- _Problem statement_: Return the listing below exactly, with the pictures dropped.

++++++++++++++++++++

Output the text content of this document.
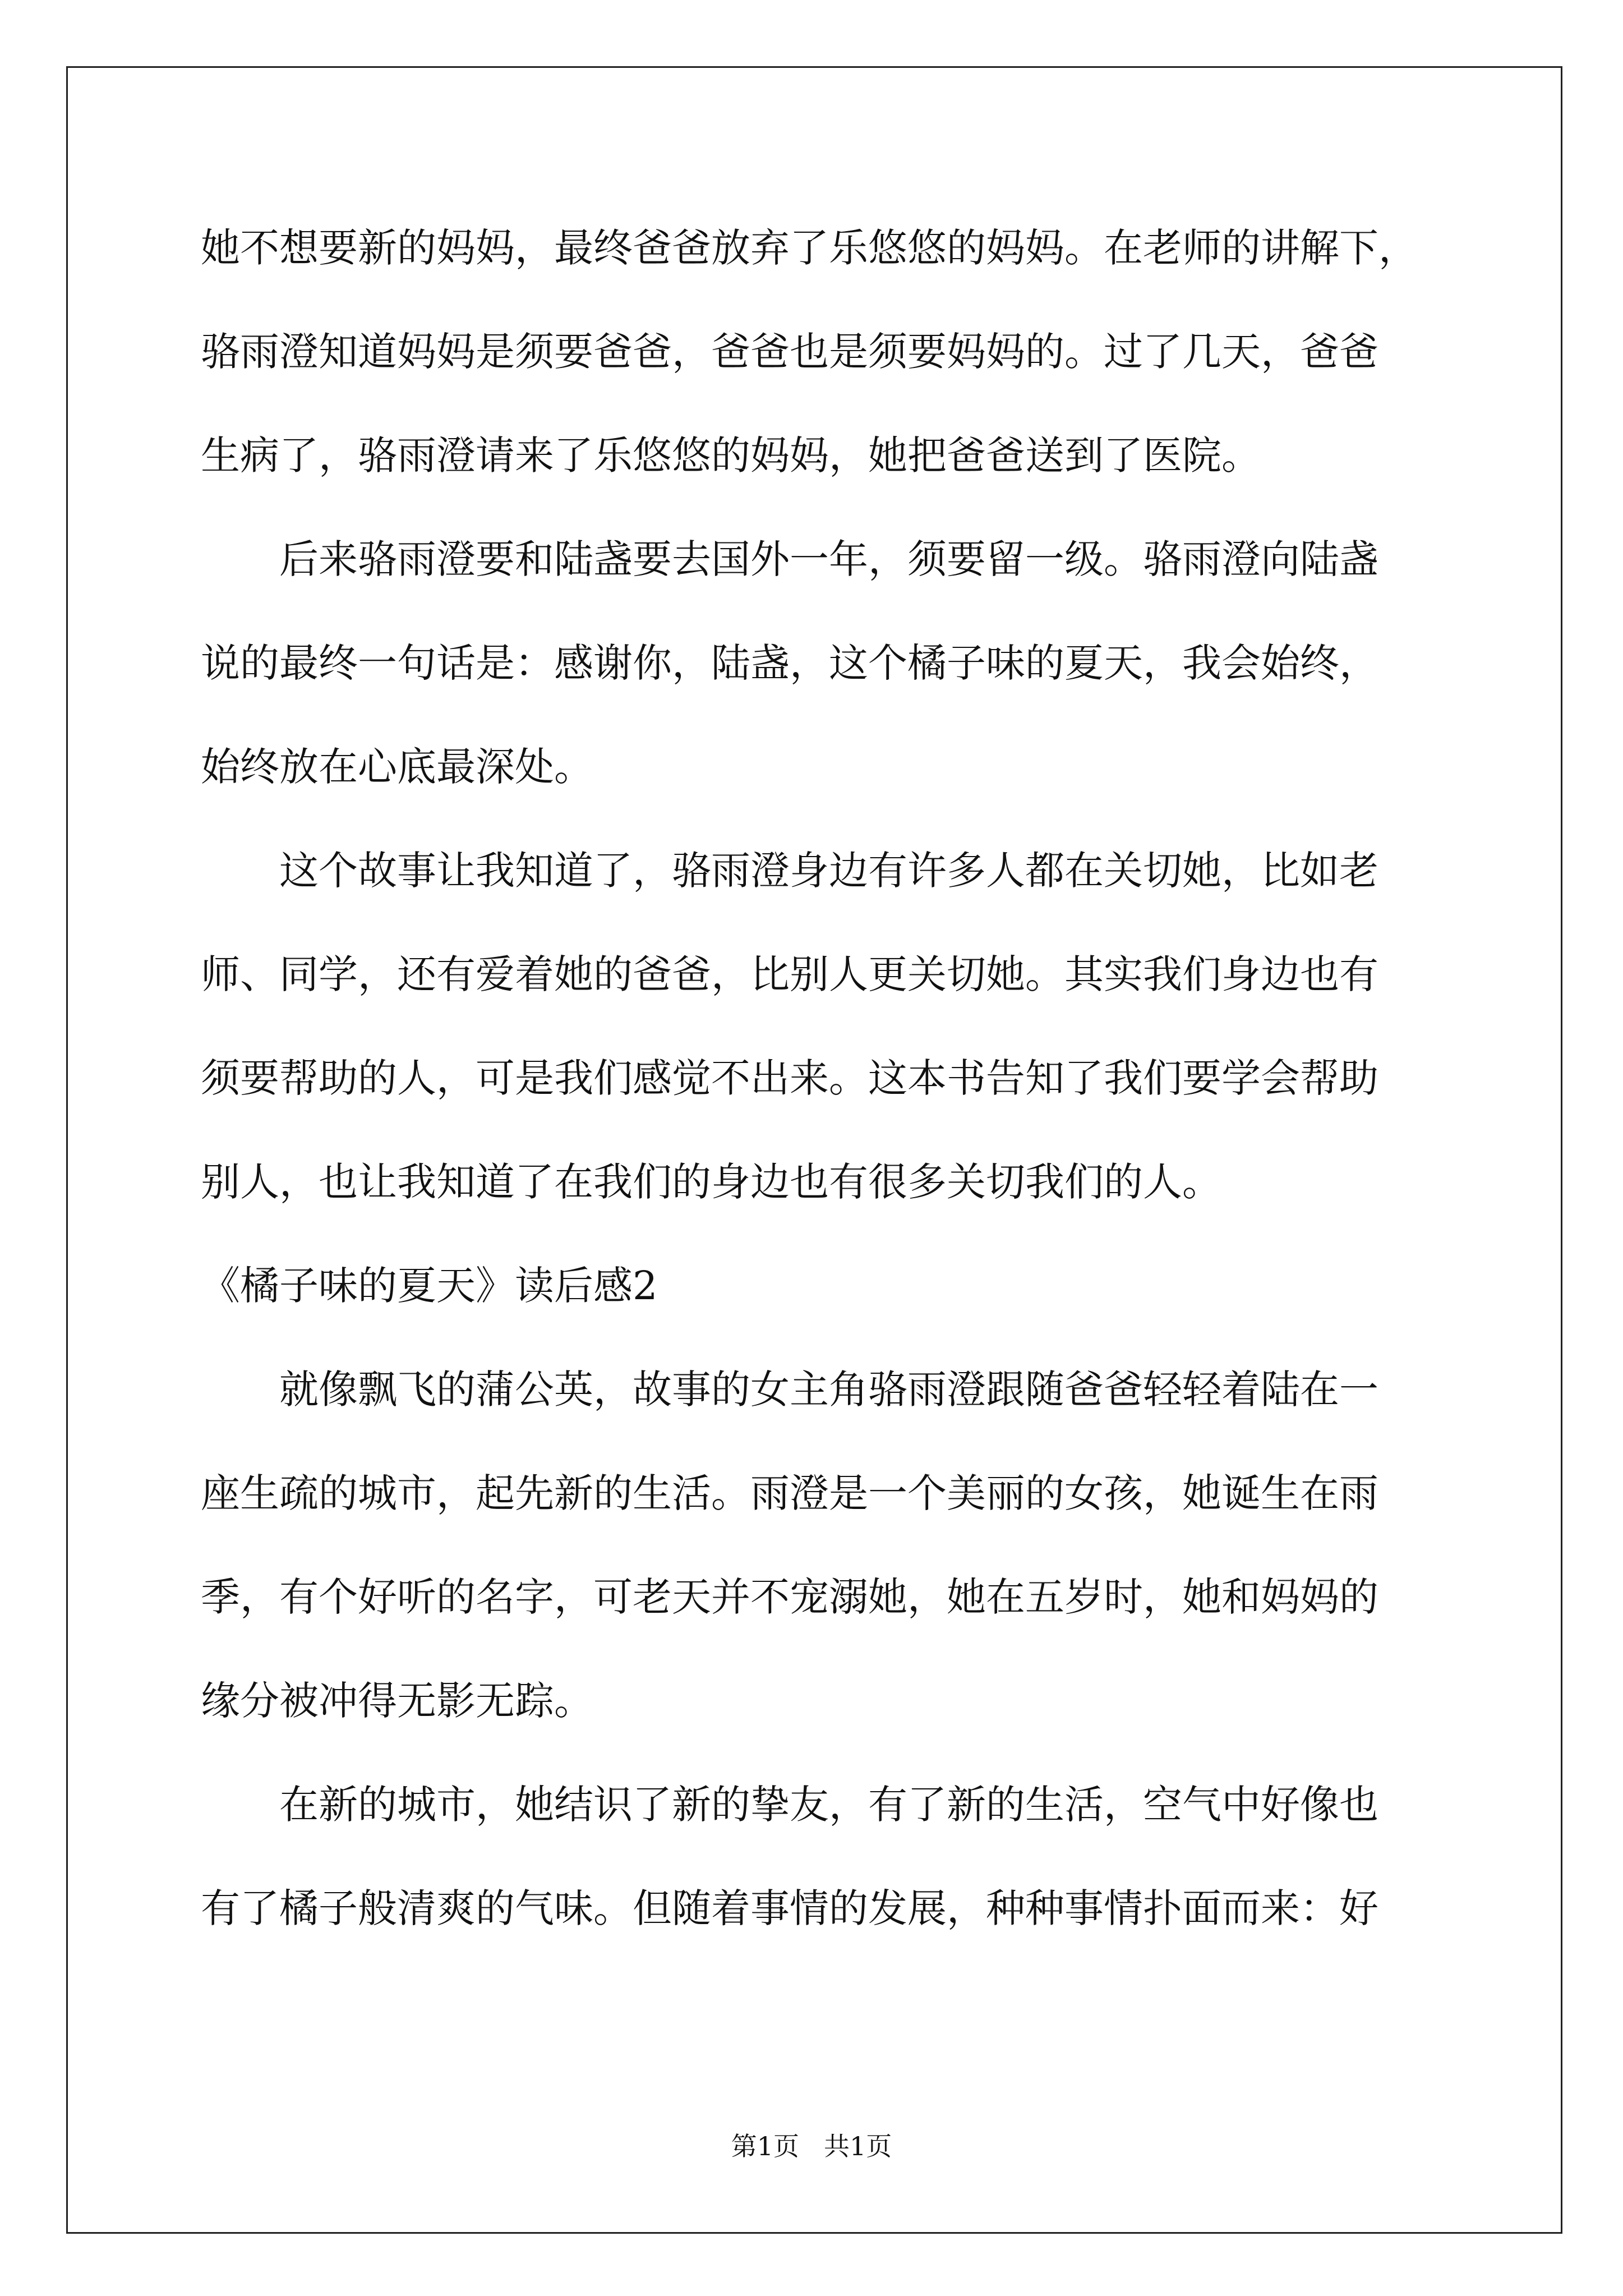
她不想要新的妈妈，最终爸爸放弃了乐悠悠的妈妈。在老师的讲解下，
骆雨澄知道妈妈是须要爸爸，爸爸也是须要妈妈的。过了几天，爸爸
生病了，骆雨澄请来了乐悠悠的妈妈，她把爸爸送到了医院。
后来骆雨澄要和陆盏要去国外一年，须要留一级。骆雨澄向陆盏
说的最终一句话是：感谢你，陆盏，这个橘子味的夏天，我会始终，
始终放在心底最深处。
这个故事让我知道了，骆雨澄身边有许多人都在关切她，比如老
师、同学，还有爱着她的爸爸，比别人更关切她。其实我们身边也有
须要帮助的人，可是我们感觉不出来。这本书告知了我们要学会帮助
别人，也让我知道了在我们的身边也有很多关切我们的人。
《橘子味的夏天》读后感2
就像飘飞的蒲公英，故事的女主角骆雨澄跟随爸爸轻轻着陆在一
座生疏的城市，起先新的生活。雨澄是一个美丽的女孩，她诞生在雨
季，有个好听的名字，可老天并不宠溺她，她在五岁时，她和妈妈的
缘分被冲得无影无踪。
在新的城市，她结识了新的挚友，有了新的生活，空气中好像也
有了橘子般清爽的气味。但随着事情的发展，种种事情扑面而来：好
第1页 共1页
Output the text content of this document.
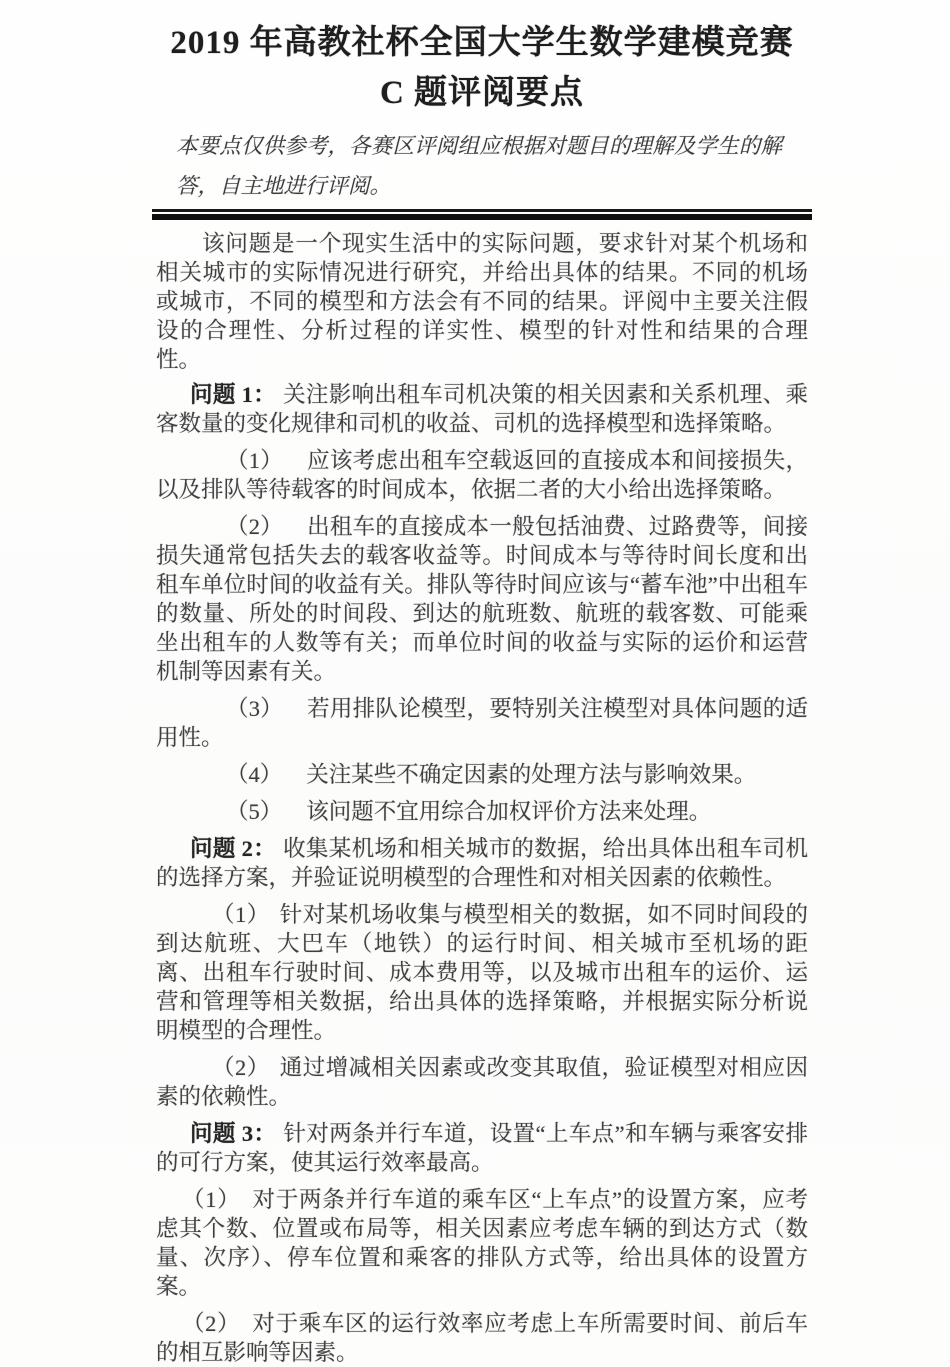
2019 年高教社杯全国大学生数学建模竞赛
C 题评阅要点

本要点仅供参考，各赛区评阅组应根据对题目的理解及学生的解答，自主地进行评阅。

该问题是一个现实生活中的实际问题，要求针对某个机场和相关城市的实际情况进行研究，并给出具体的结果。不同的机场或城市，不同的模型和方法会有不同的结果。评阅中主要关注假设的合理性、分析过程的详实性、模型的针对性和结果的合理性。

问题 1： 关注影响出租车司机决策的相关因素和关系机理、乘客数量的变化规律和司机的收益、司机的选择模型和选择策略。

（1） 应该考虑出租车空载返回的直接成本和间接损失，以及排队等待载客的时间成本，依据二者的大小给出选择策略。

（2） 出租车的直接成本一般包括油费、过路费等，间接损失通常包括失去的载客收益等。时间成本与等待时间长度和出租车单位时间的收益有关。排队等待时间应该与“蓄车池”中出租车的数量、所处的时间段、到达的航班数、航班的载客数、可能乘坐出租车的人数等有关；而单位时间的收益与实际的运价和运营机制等因素有关。

（3） 若用排队论模型，要特别关注模型对具体问题的适用性。

（4） 关注某些不确定因素的处理方法与影响效果。

（5） 该问题不宜用综合加权评价方法来处理。

问题 2： 收集某机场和相关城市的数据，给出具体出租车司机的选择方案，并验证说明模型的合理性和对相关因素的依赖性。

（1） 针对某机场收集与模型相关的数据，如不同时间段的到达航班、大巴车（地铁）的运行时间、相关城市至机场的距离、出租车行驶时间、成本费用等，以及城市出租车的运价、运营和管理等相关数据，给出具体的选择策略，并根据实际分析说明模型的合理性。

（2） 通过增减相关因素或改变其取值，验证模型对相应因素的依赖性。

问题 3： 针对两条并行车道，设置“上车点”和车辆与乘客安排的可行方案，使其运行效率最高。

（1） 对于两条并行车道的乘车区“上车点”的设置方案，应考虑其个数、位置或布局等，相关因素应考虑车辆的到达方式（数量、次序）、停车位置和乘客的排队方式等，给出具体的设置方案。

（2） 对于乘车区的运行效率应考虑上车所需要时间、前后车的相互影响等因素。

++++++++++++++++++++

- _Answer for this exercise_:
Output the text content of this document.
她不想要新的妈妈，最终爸爸放弃了乐悠悠的妈妈。在老师的讲解下，
骆雨澄知道妈妈是须要爸爸，爸爸也是须要妈妈的。过了几天，爸爸
生病了，骆雨澄请来了乐悠悠的妈妈，她把爸爸送到了医院。
后来骆雨澄要和陆盏要去国外一年，须要留一级。骆雨澄向陆盏
说的最终一句话是：感谢你，陆盏，这个橘子味的夏天，我会始终，
始终放在心底最深处。
这个故事让我知道了，骆雨澄身边有许多人都在关切她，比如老
师、同学，还有爱着她的爸爸，比别人更关切她。其实我们身边也有
须要帮助的人，可是我们感觉不出来。这本书告知了我们要学会帮助
别人，也让我知道了在我们的身边也有很多关切我们的人。
《橘子味的夏天》读后感2
就像飘飞的蒲公英，故事的女主角骆雨澄跟随爸爸轻轻着陆在一
座生疏的城市，起先新的生活。雨澄是一个美丽的女孩，她诞生在雨
季，有个好听的名字，可老天并不宠溺她，她在五岁时，她和妈妈的
缘分被冲得无影无踪。
在新的城市，她结识了新的挚友，有了新的生活，空气中好像也
有了橘子般清爽的气味。但随着事情的发展，种种事情扑面而来：好
第1页 共1页
Output the text content of this document.
2019 年高教社杯全国大学生数学建模竞赛
C 题评阅要点

本要点仅供参考，各赛区评阅组应根据对题目的理解及学生的解答，自主地进行评阅。

该问题是一个现实生活中的实际问题，要求针对某个机场和相关城市的实际情况进行研究，并给出具体的结果。不同的机场或城市，不同的模型和方法会有不同的结果。评阅中主要关注假设的合理性、分析过程的详实性、模型的针对性和结果的合理性。

问题 1： 关注影响出租车司机决策的相关因素和关系机理、乘客数量的变化规律和司机的收益、司机的选择模型和选择策略。

（1） 应该考虑出租车空载返回的直接成本和间接损失，以及排队等待载客的时间成本，依据二者的大小给出选择策略。

（2） 出租车的直接成本一般包括油费、过路费等，间接损失通常包括失去的载客收益等。时间成本与等待时间长度和出租车单位时间的收益有关。排队等待时间应该与“蓄车池”中出租车的数量、所处的时间段、到达的航班数、航班的载客数、可能乘坐出租车的人数等有关；而单位时间的收益与实际的运价和运营机制等因素有关。

（3） 若用排队论模型，要特别关注模型对具体问题的适用性。

（4） 关注某些不确定因素的处理方法与影响效果。

（5） 该问题不宜用综合加权评价方法来处理。

问题 2： 收集某机场和相关城市的数据，给出具体出租车司机的选择方案，并验证说明模型的合理性和对相关因素的依赖性。

（1） 针对某机场收集与模型相关的数据，如不同时间段的到达航班、大巴车（地铁）的运行时间、相关城市至机场的距离、出租车行驶时间、成本费用等，以及城市出租车的运价、运营和管理等相关数据，给出具体的选择策略，并根据实际分析说明模型的合理性。

（2） 通过增减相关因素或改变其取值，验证模型对相应因素的依赖性。

问题 3： 针对两条并行车道，设置“上车点”和车辆与乘客安排的可行方案，使其运行效率最高。

（1） 对于两条并行车道的乘车区“上车点”的设置方案，应考虑其个数、位置或布局等，相关因素应考虑车辆的到达方式（数量、次序）、停车位置和乘客的排队方式等，给出具体的设置方案。

（2） 对于乘车区的运行效率应考虑上车所需要时间、前后车的相互影响等因素。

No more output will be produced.